(Request)
Without the images, write out the whole listing exactly.

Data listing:
-- start --
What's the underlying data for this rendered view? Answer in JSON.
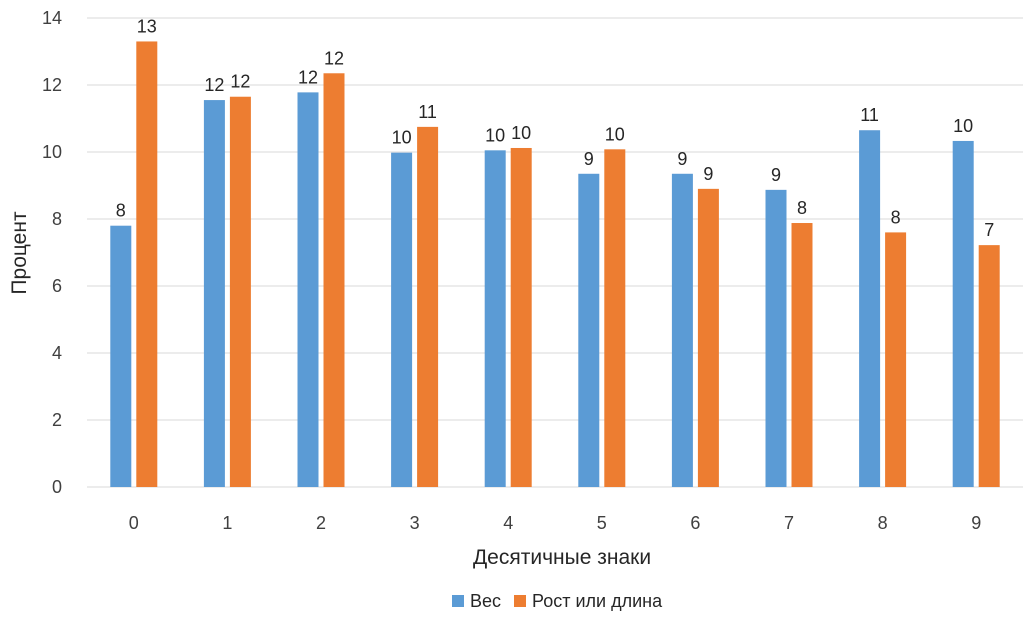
{
  "chart_data": {
    "type": "bar",
    "title": "",
    "xlabel": "Десятичные знаки",
    "ylabel": "Процент",
    "ylim": [
      0,
      14
    ],
    "yticks": [
      0,
      2,
      4,
      6,
      8,
      10,
      12,
      14
    ],
    "grid": true,
    "legend_position": "bottom",
    "categories": [
      "0",
      "1",
      "2",
      "3",
      "4",
      "5",
      "6",
      "7",
      "8",
      "9"
    ],
    "series": [
      {
        "name": "Вес",
        "color": "#5B9BD5",
        "values": [
          7.8,
          11.55,
          11.78,
          9.98,
          10.05,
          9.35,
          9.35,
          8.87,
          10.65,
          10.33
        ],
        "labels": [
          "8",
          "12",
          "12",
          "10",
          "10",
          "9",
          "9",
          "9",
          "11",
          "10"
        ]
      },
      {
        "name": "Рост или длина",
        "color": "#ED7D31",
        "values": [
          13.3,
          11.65,
          12.35,
          10.75,
          10.12,
          10.08,
          8.9,
          7.88,
          7.6,
          7.22
        ],
        "labels": [
          "13",
          "12",
          "12",
          "11",
          "10",
          "10",
          "9",
          "8",
          "8",
          "7"
        ]
      }
    ]
  }
}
-- end --
(The reply)
What's the underlying data for this rendered view? Answer in JSON.
{
  "chart_data": {
    "type": "bar",
    "title": "",
    "xlabel": "Десятичные знаки",
    "ylabel": "Процент",
    "ylim": [
      0,
      14
    ],
    "yticks": [
      0,
      2,
      4,
      6,
      8,
      10,
      12,
      14
    ],
    "grid": true,
    "legend_position": "bottom",
    "categories": [
      "0",
      "1",
      "2",
      "3",
      "4",
      "5",
      "6",
      "7",
      "8",
      "9"
    ],
    "series": [
      {
        "name": "Вес",
        "color": "#5B9BD5",
        "values": [
          7.8,
          11.55,
          11.78,
          9.98,
          10.05,
          9.35,
          9.35,
          8.87,
          10.65,
          10.33
        ],
        "labels": [
          "8",
          "12",
          "12",
          "10",
          "10",
          "9",
          "9",
          "9",
          "11",
          "10"
        ]
      },
      {
        "name": "Рост или длина",
        "color": "#ED7D31",
        "values": [
          13.3,
          11.65,
          12.35,
          10.75,
          10.12,
          10.08,
          8.9,
          7.88,
          7.6,
          7.22
        ],
        "labels": [
          "13",
          "12",
          "12",
          "11",
          "10",
          "10",
          "9",
          "8",
          "8",
          "7"
        ]
      }
    ]
  }
}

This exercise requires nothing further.